• [Directions]:
Quote the records beneath, complete and exact. Leave out images.
>> begin Data entries
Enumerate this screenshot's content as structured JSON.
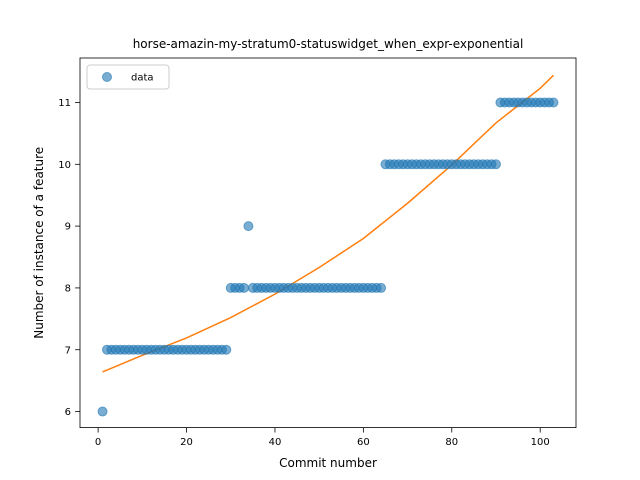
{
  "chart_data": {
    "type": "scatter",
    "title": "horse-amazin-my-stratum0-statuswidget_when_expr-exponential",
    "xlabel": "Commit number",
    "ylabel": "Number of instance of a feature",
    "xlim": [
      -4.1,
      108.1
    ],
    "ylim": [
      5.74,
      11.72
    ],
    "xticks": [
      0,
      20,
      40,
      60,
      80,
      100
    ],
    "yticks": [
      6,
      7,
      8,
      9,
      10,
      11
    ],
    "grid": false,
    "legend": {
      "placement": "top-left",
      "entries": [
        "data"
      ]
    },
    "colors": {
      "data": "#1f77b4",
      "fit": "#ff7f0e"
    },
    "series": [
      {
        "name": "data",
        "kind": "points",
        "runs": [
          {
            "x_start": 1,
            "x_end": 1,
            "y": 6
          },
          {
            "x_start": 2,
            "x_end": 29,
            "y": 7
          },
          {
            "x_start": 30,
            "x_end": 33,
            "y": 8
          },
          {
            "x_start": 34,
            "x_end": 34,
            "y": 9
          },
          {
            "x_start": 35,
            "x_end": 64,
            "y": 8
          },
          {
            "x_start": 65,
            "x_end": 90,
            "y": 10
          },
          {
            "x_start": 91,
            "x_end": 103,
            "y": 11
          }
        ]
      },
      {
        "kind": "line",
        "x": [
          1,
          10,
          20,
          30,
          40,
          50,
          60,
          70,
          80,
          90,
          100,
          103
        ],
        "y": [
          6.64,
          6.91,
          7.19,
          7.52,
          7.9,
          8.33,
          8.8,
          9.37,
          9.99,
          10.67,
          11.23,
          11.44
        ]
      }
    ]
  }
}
>> end Data entries
• [Solution for this task]:
Enumerate this screenshot's content as structured JSON.
{
  "chart_data": {
    "type": "scatter",
    "title": "horse-amazin-my-stratum0-statuswidget_when_expr-exponential",
    "xlabel": "Commit number",
    "ylabel": "Number of instance of a feature",
    "xlim": [
      -4.1,
      108.1
    ],
    "ylim": [
      5.74,
      11.72
    ],
    "xticks": [
      0,
      20,
      40,
      60,
      80,
      100
    ],
    "yticks": [
      6,
      7,
      8,
      9,
      10,
      11
    ],
    "grid": false,
    "legend": {
      "placement": "top-left",
      "entries": [
        "data"
      ]
    },
    "colors": {
      "data": "#1f77b4",
      "fit": "#ff7f0e"
    },
    "series": [
      {
        "name": "data",
        "kind": "points",
        "runs": [
          {
            "x_start": 1,
            "x_end": 1,
            "y": 6
          },
          {
            "x_start": 2,
            "x_end": 29,
            "y": 7
          },
          {
            "x_start": 30,
            "x_end": 33,
            "y": 8
          },
          {
            "x_start": 34,
            "x_end": 34,
            "y": 9
          },
          {
            "x_start": 35,
            "x_end": 64,
            "y": 8
          },
          {
            "x_start": 65,
            "x_end": 90,
            "y": 10
          },
          {
            "x_start": 91,
            "x_end": 103,
            "y": 11
          }
        ]
      },
      {
        "kind": "line",
        "x": [
          1,
          10,
          20,
          30,
          40,
          50,
          60,
          70,
          80,
          90,
          100,
          103
        ],
        "y": [
          6.64,
          6.91,
          7.19,
          7.52,
          7.9,
          8.33,
          8.8,
          9.37,
          9.99,
          10.67,
          11.23,
          11.44
        ]
      }
    ]
  }
}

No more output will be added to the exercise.